OPDRACHT.
Zet de regels in een Markdown-tabel met de kolommen Nr. en Regel. Begin bij de regel met "ultron-portrait-icon xyxy=(14,335,45,366)" en ga door tot en met de regel met "spread-cell: 1.2% xyxy=(472,369,581,410)", zonder lege regels.
__________
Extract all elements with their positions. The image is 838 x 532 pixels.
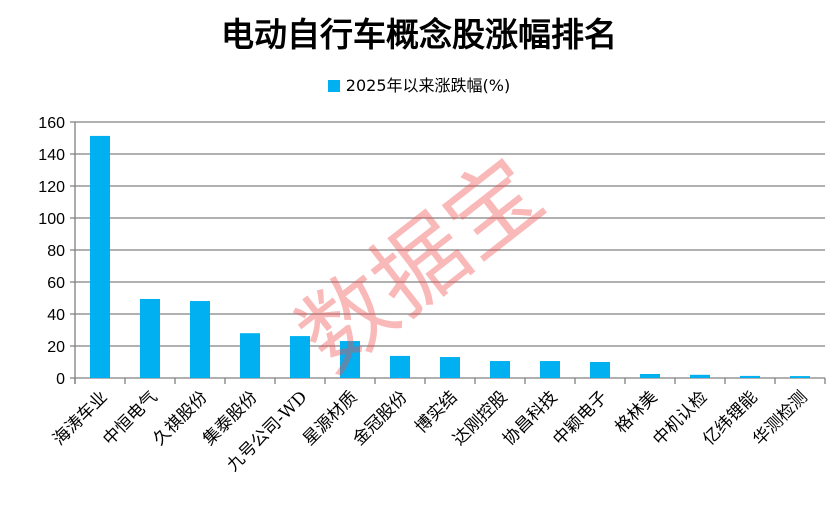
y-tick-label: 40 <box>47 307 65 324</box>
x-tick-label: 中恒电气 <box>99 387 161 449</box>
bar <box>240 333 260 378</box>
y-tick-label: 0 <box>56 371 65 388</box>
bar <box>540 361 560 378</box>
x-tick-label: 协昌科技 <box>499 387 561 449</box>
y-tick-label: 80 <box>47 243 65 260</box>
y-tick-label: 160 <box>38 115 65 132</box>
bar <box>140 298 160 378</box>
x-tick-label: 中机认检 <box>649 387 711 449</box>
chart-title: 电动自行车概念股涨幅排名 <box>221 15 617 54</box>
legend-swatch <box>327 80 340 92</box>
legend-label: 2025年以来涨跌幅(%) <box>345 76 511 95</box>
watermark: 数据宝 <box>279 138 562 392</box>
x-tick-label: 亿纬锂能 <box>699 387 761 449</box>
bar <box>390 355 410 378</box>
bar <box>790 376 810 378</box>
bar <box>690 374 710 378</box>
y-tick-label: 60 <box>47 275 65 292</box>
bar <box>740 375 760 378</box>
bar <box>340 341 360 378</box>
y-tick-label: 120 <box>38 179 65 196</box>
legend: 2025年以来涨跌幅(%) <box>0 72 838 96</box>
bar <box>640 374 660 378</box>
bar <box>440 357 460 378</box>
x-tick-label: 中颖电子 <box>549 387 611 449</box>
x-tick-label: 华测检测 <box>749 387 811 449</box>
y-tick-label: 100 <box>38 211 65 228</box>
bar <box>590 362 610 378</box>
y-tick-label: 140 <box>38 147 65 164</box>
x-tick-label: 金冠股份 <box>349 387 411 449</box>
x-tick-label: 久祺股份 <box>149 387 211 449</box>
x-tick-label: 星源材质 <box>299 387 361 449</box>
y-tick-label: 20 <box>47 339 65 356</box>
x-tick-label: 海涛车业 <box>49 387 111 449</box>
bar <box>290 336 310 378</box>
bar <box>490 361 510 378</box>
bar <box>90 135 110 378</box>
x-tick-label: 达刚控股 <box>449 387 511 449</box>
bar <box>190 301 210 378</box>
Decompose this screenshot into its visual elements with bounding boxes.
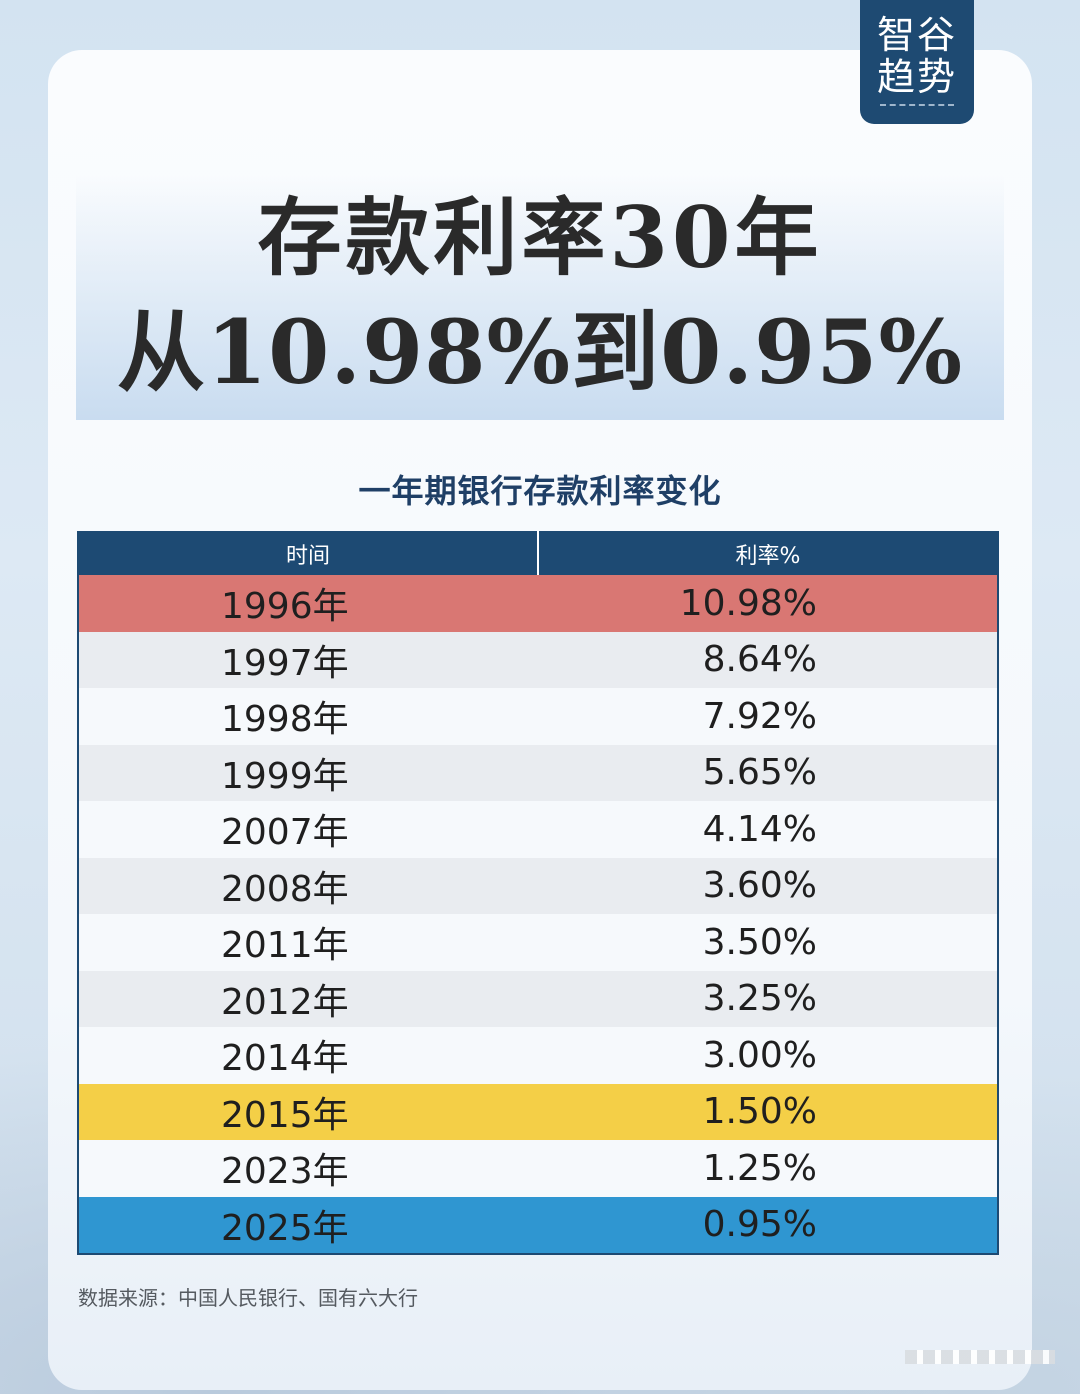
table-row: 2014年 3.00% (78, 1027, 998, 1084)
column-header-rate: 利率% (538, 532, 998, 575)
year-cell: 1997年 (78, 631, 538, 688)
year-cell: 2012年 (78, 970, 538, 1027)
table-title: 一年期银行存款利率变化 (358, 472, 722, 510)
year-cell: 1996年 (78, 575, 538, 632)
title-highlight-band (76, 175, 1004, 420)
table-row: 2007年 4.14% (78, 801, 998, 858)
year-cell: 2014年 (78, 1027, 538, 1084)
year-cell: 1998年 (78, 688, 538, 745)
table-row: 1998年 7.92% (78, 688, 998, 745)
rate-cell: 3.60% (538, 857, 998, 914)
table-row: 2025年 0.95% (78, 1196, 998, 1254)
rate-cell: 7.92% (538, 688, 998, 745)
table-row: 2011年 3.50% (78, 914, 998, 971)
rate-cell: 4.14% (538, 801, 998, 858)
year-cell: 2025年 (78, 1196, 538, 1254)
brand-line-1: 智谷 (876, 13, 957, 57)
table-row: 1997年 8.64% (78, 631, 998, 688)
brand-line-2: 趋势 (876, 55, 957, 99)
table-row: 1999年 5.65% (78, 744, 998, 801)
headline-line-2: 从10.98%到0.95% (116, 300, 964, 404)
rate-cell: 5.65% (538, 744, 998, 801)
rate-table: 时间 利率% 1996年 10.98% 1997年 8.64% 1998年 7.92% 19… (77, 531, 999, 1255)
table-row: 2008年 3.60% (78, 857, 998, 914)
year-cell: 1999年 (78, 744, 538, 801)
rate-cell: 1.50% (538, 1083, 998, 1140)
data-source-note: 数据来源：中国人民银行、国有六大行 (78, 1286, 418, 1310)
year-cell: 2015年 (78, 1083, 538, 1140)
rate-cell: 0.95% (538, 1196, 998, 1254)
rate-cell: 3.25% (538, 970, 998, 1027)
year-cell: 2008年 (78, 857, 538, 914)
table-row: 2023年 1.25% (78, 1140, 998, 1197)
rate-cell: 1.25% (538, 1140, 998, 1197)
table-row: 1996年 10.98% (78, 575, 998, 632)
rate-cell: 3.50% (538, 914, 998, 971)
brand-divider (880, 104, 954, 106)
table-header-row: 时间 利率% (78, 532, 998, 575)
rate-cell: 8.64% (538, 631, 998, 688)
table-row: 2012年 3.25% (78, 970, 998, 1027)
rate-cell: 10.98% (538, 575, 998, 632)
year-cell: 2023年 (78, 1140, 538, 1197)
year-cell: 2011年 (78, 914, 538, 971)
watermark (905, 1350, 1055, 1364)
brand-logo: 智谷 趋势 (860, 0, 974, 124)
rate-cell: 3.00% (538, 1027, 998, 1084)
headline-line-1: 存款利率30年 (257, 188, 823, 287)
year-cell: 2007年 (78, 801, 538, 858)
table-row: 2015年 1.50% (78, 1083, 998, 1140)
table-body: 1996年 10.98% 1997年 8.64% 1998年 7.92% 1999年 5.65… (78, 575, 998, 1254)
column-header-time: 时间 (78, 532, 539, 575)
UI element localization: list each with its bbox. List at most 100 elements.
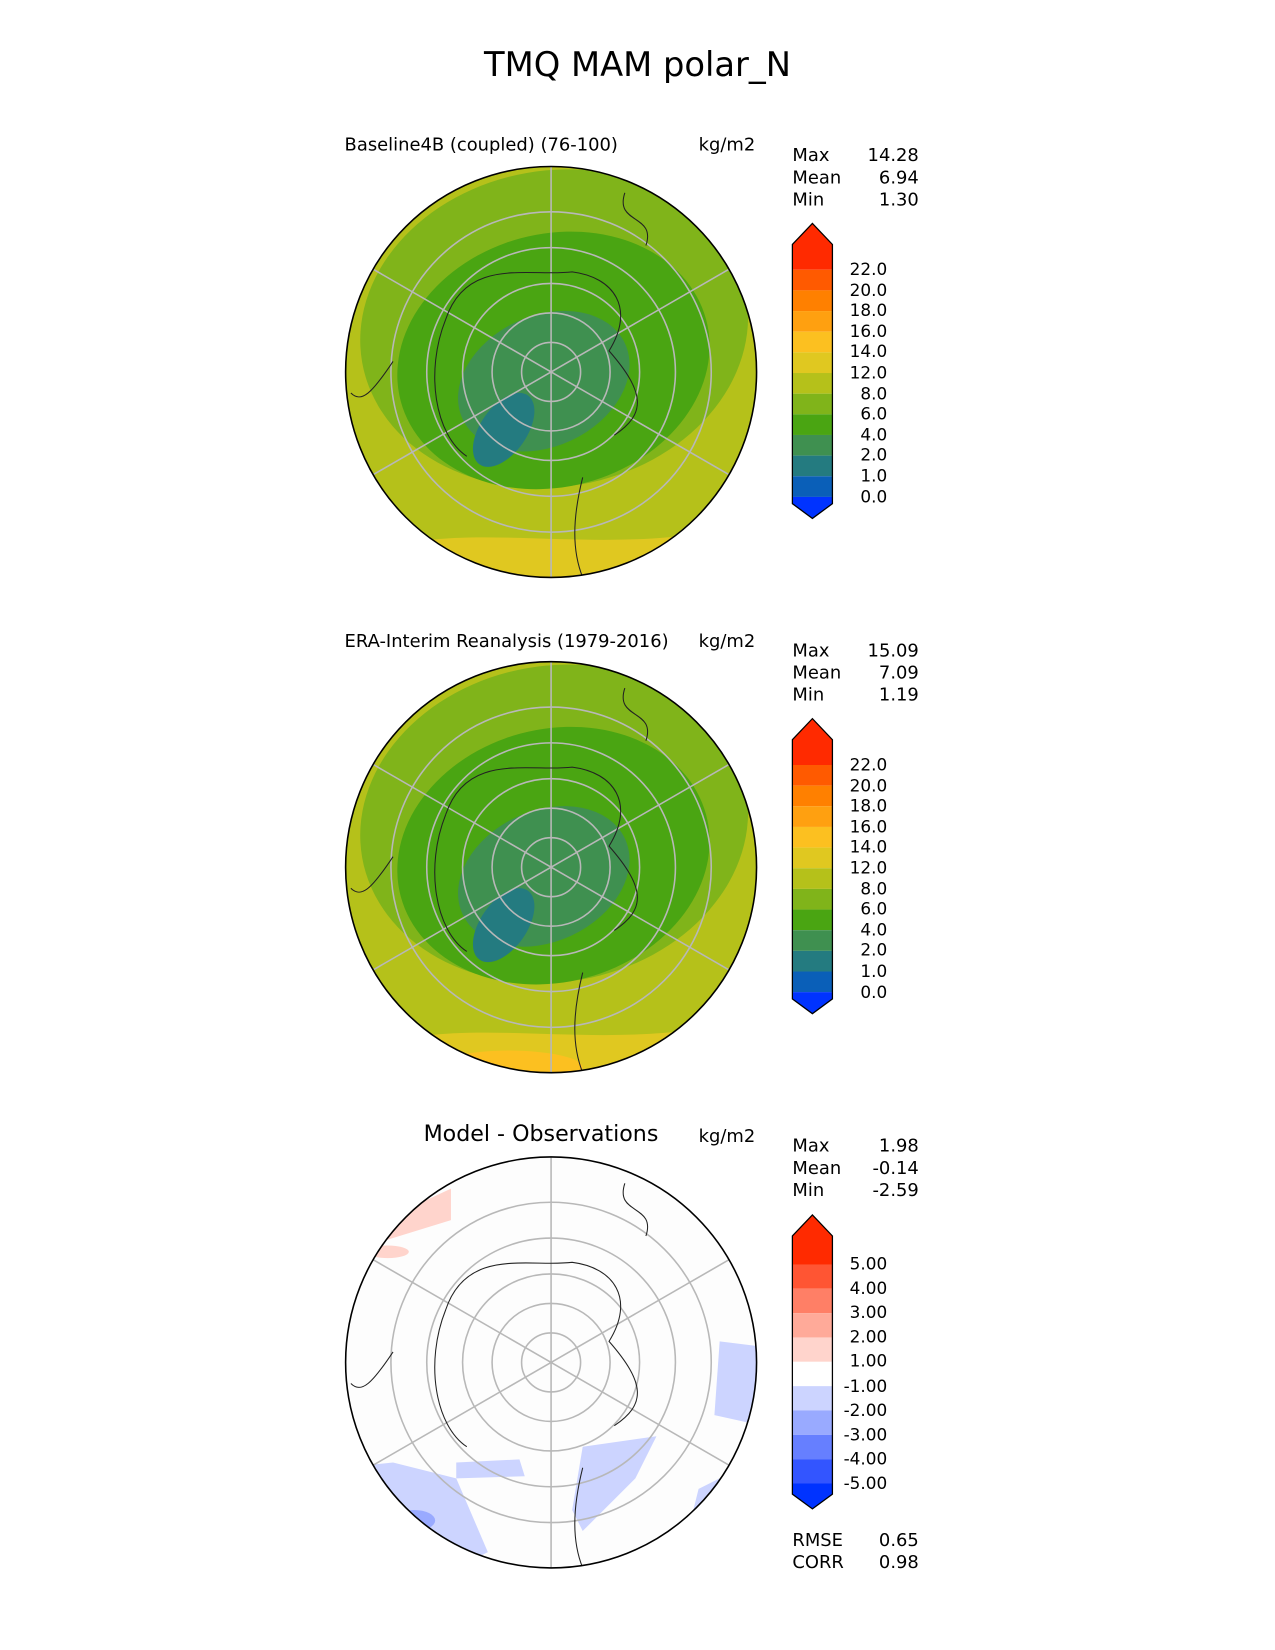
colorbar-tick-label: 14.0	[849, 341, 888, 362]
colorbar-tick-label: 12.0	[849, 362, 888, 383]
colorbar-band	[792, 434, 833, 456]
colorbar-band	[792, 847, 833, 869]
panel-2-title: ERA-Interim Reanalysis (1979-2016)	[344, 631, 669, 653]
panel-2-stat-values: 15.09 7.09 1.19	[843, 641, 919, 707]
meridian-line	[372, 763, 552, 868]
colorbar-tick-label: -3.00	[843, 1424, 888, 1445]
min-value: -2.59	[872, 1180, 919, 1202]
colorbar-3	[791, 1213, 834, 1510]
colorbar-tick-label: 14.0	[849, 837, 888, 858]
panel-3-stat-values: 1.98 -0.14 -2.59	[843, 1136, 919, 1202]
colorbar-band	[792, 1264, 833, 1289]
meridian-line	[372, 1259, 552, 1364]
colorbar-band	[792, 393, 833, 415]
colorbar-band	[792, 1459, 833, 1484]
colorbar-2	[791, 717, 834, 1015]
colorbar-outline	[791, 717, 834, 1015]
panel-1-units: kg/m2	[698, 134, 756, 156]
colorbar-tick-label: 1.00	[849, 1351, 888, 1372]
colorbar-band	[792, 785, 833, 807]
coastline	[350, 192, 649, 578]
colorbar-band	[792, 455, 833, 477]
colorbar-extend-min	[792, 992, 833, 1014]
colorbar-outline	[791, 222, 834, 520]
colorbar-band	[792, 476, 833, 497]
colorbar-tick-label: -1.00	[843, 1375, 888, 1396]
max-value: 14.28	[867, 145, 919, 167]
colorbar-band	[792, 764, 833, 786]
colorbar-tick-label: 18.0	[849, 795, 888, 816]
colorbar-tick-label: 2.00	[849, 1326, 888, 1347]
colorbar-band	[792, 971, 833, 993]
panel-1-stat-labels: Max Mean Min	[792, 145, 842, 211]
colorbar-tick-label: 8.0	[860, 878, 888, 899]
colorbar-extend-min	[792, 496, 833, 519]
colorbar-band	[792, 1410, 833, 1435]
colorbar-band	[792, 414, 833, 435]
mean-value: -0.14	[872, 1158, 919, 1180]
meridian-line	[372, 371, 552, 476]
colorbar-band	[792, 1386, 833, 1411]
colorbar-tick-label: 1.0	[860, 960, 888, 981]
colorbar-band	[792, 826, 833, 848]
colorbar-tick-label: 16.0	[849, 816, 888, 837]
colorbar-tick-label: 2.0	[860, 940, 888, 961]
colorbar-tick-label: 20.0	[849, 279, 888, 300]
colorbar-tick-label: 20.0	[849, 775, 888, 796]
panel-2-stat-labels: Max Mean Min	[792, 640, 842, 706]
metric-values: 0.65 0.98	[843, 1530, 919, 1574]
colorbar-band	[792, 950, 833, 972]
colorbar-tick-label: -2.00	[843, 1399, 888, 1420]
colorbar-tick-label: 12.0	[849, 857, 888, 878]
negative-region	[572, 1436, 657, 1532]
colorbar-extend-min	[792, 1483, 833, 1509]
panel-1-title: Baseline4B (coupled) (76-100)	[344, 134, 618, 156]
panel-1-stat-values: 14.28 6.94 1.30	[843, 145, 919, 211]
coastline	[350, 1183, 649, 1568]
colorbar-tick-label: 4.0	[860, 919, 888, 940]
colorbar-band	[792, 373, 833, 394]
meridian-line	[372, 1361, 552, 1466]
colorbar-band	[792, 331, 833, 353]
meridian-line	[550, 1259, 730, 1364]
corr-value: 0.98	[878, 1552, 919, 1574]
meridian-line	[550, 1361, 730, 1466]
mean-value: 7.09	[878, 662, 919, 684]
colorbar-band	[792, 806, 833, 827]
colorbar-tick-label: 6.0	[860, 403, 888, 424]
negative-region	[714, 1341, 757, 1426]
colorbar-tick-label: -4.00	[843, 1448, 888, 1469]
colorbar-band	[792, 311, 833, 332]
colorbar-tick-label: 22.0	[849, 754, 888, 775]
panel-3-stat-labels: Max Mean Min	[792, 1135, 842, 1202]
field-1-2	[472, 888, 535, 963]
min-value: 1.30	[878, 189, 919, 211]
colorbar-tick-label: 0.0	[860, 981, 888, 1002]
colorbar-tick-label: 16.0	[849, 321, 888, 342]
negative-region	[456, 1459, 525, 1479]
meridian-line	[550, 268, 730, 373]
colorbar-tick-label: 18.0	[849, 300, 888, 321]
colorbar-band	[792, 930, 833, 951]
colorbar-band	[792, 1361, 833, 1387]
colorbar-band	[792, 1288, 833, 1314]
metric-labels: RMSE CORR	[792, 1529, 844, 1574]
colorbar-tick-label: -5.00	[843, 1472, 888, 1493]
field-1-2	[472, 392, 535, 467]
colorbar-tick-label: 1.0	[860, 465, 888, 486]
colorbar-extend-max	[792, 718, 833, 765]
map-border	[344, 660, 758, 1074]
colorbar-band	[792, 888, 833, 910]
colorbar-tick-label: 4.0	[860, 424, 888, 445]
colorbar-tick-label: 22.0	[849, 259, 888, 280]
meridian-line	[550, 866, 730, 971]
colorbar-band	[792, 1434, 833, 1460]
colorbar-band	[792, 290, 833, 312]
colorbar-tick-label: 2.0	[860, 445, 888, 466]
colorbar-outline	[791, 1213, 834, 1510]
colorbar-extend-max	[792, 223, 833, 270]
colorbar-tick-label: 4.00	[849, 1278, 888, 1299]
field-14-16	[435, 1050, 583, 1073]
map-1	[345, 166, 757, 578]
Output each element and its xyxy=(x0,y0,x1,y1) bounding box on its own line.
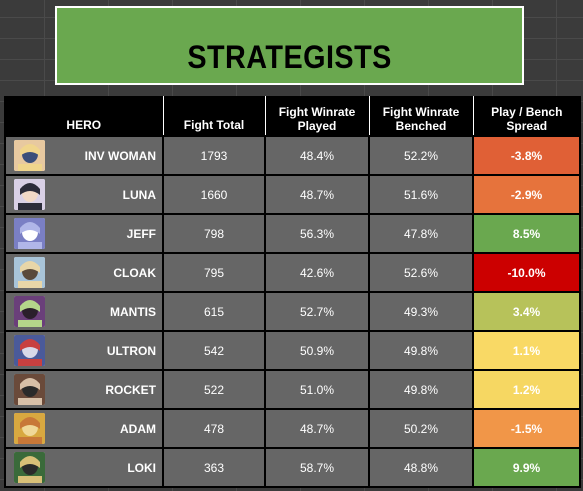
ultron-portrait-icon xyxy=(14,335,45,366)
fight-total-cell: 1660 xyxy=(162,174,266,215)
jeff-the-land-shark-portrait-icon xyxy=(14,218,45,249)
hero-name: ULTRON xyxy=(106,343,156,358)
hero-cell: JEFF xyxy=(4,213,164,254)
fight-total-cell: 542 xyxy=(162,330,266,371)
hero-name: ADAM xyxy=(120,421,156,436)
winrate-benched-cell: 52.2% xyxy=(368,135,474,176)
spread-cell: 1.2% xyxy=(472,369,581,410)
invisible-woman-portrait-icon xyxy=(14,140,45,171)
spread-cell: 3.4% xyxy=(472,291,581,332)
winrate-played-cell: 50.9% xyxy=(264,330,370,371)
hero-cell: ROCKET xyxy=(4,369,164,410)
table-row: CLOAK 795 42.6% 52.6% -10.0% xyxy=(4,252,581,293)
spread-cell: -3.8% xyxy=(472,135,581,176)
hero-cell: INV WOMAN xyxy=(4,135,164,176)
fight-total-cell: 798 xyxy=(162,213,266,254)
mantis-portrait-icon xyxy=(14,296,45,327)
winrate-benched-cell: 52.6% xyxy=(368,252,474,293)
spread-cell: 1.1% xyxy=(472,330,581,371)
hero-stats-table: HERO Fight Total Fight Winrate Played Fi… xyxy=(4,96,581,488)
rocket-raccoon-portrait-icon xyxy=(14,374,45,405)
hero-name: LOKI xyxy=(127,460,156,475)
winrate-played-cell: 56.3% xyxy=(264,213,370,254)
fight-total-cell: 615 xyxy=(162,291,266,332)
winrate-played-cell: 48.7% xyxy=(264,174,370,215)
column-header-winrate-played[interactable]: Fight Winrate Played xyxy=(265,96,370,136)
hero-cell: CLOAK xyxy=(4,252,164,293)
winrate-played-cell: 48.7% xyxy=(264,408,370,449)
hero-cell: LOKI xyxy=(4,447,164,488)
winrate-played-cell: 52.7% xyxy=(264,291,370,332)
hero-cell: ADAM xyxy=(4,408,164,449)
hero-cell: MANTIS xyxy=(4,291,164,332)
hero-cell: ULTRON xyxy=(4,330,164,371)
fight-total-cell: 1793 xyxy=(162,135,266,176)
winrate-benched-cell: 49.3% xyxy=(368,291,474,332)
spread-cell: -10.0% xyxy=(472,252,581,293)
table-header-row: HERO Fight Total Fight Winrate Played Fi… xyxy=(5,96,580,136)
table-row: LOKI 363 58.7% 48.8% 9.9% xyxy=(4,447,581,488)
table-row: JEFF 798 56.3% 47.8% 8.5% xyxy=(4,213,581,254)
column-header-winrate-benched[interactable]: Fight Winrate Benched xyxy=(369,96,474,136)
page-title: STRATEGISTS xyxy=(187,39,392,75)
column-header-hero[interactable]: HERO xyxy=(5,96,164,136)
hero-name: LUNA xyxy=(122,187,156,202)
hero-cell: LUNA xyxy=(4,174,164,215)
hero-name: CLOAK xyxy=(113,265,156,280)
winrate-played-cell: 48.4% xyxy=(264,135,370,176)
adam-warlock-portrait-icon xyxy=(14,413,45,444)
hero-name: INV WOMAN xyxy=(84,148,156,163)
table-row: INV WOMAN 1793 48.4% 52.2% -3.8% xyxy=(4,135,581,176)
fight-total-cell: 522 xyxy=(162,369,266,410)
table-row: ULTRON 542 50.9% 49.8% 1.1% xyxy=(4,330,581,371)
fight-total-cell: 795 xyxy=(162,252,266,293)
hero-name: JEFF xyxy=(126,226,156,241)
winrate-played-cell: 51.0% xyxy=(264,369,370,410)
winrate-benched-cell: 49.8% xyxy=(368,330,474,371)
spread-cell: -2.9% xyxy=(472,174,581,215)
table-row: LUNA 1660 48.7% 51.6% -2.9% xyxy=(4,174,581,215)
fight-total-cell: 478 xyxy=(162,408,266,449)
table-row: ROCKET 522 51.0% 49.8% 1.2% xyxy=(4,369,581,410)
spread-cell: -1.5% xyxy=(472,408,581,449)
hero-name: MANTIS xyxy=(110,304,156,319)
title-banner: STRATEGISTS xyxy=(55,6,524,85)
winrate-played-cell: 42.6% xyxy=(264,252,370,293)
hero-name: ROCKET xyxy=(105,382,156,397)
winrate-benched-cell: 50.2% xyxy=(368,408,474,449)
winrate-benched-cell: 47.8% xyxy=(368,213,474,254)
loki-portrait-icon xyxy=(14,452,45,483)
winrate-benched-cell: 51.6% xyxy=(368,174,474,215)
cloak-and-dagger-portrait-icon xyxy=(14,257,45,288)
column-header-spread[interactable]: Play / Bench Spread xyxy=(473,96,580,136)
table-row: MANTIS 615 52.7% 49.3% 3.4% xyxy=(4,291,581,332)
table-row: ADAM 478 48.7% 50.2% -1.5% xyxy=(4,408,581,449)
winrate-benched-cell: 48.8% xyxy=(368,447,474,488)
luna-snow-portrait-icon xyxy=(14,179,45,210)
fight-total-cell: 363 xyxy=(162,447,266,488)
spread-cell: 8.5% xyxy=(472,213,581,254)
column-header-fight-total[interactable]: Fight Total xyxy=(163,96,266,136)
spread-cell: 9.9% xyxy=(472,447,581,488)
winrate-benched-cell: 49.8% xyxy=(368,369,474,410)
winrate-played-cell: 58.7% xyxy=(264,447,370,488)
__________
UITWERKING.
| Nr. | Regel |
|---|---|
| 1 | ultron-portrait-icon xyxy=(14,335,45,366) |
| 2 | fight-total-cell: 1660 xyxy=(162,174,266,215) |
| 3 | jeff-the-land-shark-portrait-icon xyxy=(14,218,45,249) |
| 4 | hero-name: ULTRON xyxy=(106,343,156,358) |
| 5 | hero-cell: JEFF xyxy=(4,213,164,254) |
| 6 | fight-total-cell: 542 xyxy=(162,330,266,371) |
| 7 | hero-name: ADAM xyxy=(120,421,156,436) |
| 8 | winrate-benched-cell: 52.2% xyxy=(368,135,474,176) |
| 9 | spread-cell: 1.2% xyxy=(472,369,581,410) |